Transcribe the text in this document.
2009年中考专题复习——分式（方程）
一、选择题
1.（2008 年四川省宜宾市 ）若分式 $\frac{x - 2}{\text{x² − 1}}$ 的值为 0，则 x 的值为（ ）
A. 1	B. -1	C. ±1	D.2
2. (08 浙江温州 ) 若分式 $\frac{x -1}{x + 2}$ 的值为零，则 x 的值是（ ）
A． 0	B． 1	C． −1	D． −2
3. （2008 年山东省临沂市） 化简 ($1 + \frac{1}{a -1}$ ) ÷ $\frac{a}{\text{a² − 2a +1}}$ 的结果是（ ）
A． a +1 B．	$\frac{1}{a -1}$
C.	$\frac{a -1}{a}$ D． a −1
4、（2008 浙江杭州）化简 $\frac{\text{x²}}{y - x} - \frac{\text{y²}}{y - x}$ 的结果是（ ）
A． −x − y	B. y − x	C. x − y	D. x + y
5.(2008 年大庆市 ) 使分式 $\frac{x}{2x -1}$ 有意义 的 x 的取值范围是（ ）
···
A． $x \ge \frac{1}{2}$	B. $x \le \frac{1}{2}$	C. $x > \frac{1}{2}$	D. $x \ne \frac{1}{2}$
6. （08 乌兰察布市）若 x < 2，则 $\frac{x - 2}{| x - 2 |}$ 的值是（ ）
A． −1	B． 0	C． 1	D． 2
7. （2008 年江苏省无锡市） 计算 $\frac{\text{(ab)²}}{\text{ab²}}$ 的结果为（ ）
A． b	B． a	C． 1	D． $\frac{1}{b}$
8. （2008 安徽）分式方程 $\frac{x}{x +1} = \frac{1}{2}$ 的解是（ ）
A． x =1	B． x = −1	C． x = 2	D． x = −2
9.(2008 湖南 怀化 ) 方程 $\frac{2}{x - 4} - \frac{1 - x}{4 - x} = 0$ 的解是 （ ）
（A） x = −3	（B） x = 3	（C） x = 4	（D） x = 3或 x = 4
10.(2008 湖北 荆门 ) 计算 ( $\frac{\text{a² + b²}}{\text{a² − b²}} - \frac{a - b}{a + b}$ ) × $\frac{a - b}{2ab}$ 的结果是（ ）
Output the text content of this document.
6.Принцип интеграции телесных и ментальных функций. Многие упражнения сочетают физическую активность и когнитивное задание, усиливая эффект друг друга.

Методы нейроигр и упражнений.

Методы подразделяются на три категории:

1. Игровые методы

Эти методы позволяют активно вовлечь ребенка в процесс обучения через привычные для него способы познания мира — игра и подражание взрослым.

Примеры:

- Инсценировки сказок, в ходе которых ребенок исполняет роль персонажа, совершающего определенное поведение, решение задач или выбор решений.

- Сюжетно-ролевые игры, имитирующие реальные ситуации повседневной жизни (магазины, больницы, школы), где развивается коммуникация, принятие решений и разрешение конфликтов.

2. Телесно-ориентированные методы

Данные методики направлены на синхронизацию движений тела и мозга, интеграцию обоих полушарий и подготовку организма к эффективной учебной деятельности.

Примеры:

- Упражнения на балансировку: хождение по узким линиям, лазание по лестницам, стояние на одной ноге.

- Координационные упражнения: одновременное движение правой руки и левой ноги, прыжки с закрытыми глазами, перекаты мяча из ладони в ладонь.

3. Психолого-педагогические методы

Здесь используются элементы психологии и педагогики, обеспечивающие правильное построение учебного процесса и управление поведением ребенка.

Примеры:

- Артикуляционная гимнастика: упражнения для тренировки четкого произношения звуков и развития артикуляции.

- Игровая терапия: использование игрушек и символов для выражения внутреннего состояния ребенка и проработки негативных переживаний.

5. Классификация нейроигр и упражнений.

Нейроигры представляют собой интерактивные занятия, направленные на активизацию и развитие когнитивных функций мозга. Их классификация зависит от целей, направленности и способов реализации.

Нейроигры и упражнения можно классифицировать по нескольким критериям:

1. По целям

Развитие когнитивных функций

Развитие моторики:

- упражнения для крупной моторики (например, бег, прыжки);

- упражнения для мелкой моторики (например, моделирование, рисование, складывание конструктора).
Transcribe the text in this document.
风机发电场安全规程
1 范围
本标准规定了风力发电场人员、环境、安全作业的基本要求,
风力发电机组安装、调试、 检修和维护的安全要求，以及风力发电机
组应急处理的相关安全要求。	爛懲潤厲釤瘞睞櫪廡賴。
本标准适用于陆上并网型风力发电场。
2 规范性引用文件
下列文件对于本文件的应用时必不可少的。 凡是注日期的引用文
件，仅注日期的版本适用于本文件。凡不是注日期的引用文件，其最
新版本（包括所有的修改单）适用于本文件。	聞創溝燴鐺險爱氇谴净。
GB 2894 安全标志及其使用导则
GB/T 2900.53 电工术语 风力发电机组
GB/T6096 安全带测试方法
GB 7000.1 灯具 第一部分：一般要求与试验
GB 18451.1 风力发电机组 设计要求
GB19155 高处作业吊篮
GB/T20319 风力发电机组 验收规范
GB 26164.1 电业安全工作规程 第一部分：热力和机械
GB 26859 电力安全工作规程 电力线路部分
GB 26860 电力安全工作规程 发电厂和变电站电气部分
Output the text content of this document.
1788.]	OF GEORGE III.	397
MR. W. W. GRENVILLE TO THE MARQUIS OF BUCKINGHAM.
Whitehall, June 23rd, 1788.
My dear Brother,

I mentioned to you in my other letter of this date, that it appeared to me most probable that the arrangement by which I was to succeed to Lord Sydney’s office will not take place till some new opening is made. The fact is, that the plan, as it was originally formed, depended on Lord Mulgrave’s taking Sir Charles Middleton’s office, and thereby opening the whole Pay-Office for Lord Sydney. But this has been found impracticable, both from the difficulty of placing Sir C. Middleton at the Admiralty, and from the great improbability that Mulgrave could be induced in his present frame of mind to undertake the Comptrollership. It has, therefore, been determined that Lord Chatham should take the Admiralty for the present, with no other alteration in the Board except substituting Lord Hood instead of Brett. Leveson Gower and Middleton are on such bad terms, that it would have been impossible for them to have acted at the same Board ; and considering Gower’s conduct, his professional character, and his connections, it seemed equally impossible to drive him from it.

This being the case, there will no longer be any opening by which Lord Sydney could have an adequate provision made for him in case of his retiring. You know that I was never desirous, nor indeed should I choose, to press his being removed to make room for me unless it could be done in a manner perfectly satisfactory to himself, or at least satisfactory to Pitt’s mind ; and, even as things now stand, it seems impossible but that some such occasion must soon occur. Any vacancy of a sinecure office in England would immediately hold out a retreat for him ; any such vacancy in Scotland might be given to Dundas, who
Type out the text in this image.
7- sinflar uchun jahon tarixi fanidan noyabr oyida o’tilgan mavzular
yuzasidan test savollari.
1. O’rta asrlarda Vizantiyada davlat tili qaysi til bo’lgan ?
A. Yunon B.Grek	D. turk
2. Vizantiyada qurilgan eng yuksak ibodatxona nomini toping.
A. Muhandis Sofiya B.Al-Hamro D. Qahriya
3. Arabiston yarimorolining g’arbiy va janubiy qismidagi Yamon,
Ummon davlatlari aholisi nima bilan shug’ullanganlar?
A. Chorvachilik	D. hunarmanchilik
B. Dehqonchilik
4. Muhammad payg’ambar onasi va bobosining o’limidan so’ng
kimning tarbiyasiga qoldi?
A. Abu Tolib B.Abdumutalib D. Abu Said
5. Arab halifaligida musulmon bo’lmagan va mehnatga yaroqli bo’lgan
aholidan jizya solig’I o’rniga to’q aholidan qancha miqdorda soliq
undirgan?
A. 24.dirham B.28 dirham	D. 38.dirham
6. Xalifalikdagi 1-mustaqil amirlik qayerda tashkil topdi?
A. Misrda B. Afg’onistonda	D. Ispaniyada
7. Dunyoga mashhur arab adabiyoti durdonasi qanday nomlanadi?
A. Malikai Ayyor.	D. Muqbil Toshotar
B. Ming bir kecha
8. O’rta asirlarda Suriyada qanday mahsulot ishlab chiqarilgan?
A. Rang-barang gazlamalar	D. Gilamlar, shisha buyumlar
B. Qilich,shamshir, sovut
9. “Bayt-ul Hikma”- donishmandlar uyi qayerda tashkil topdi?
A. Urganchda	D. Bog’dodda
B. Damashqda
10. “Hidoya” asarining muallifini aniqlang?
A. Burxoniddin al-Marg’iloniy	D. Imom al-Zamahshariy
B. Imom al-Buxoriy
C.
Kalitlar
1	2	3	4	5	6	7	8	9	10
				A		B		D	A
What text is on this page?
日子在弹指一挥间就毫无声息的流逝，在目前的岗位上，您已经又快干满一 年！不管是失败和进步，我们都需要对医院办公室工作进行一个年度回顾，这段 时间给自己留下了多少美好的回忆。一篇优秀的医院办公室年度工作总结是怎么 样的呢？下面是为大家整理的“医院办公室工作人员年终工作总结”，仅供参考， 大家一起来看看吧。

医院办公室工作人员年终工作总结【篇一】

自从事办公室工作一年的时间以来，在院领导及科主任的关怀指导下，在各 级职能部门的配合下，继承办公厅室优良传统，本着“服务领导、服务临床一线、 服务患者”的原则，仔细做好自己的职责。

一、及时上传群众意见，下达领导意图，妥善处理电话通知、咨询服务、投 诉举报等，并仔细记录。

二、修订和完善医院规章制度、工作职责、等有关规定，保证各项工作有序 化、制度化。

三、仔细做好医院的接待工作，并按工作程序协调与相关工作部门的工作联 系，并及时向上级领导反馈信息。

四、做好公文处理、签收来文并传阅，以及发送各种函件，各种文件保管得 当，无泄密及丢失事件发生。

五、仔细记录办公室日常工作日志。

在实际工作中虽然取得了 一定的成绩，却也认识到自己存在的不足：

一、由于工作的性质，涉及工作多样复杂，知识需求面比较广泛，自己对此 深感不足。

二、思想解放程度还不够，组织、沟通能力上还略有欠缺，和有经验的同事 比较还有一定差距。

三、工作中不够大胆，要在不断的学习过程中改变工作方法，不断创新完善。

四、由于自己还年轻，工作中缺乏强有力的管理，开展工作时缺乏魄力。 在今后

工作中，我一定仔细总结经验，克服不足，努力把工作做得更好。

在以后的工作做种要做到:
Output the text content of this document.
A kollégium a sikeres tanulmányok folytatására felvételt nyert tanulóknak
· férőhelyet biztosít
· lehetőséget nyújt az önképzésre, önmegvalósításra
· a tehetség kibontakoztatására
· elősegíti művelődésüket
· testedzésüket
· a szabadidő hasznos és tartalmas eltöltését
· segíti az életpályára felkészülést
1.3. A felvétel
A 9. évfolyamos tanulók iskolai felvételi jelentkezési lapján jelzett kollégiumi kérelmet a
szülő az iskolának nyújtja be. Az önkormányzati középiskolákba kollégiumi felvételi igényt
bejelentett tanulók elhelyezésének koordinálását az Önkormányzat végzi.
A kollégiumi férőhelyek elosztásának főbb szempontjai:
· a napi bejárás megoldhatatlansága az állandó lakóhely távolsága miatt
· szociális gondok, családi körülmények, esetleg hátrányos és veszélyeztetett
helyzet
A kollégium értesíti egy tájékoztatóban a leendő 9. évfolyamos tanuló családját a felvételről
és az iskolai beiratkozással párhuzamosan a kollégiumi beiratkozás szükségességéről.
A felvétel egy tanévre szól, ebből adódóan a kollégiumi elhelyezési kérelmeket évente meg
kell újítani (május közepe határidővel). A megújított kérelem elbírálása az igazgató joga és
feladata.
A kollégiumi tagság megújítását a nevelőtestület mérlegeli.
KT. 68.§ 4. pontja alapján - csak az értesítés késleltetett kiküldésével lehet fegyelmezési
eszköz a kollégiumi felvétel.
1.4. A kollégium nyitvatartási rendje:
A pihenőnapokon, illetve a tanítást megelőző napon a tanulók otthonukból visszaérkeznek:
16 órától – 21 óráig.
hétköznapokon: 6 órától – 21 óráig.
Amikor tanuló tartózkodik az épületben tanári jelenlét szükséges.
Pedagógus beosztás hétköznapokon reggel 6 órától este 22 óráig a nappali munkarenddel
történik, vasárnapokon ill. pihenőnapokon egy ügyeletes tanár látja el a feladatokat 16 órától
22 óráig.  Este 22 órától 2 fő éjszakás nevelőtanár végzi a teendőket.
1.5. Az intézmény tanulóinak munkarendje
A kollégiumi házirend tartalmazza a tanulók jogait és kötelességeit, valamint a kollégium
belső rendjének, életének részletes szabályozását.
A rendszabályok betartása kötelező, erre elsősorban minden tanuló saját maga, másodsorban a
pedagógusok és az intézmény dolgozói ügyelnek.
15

------------------------------------------------

What the task asks — From the records above, pull out every line containing the word "tashkil".

The response —
6. Xalifalikdagi 1-mustaqil amirlik qayerda tashkil topdi?
9. “Bayt-ul Hikma”- donishmandlar uyi qayerda tashkil topdi?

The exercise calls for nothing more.